EXERCISE OBJECTIVE -
In the following material, identify every line holding the string "MUNICIPAL" and return it.

RECORDED DATA -

——

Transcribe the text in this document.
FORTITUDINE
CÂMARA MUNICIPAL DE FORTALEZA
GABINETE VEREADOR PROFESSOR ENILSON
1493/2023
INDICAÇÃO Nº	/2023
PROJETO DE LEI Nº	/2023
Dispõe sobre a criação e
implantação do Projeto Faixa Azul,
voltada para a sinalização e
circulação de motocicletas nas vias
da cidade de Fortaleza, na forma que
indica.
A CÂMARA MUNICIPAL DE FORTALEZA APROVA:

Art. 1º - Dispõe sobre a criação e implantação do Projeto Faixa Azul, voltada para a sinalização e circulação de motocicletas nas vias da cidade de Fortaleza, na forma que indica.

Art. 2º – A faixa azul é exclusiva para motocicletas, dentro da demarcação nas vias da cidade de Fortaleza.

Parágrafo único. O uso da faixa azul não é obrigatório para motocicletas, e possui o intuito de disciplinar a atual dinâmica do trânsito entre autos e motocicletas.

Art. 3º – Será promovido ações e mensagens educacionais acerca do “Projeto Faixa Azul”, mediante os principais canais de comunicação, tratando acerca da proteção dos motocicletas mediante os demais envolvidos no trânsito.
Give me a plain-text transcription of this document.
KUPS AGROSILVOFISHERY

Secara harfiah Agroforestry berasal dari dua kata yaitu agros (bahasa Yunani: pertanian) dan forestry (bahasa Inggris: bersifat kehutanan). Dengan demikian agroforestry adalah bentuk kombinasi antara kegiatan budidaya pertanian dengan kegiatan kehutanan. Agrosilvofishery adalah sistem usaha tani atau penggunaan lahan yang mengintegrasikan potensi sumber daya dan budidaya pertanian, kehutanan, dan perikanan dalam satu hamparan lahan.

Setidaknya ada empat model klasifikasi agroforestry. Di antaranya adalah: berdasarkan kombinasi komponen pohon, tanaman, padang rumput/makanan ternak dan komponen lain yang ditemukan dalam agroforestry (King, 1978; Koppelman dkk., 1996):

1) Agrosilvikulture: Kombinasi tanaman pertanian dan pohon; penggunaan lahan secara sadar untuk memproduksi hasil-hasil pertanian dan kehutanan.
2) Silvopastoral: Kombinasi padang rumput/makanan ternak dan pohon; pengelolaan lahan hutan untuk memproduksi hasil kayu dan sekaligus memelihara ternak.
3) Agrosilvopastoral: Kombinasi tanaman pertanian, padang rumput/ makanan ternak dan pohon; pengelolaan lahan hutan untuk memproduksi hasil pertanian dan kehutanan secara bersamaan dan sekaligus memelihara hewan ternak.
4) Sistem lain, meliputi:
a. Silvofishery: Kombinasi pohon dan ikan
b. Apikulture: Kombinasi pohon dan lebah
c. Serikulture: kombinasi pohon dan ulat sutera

——

FINISHED EXERCISE -
CÂMARA MUNICIPAL DE FORTALEZA
A CÂMARA MUNICIPAL DE FORTALEZA APROVA:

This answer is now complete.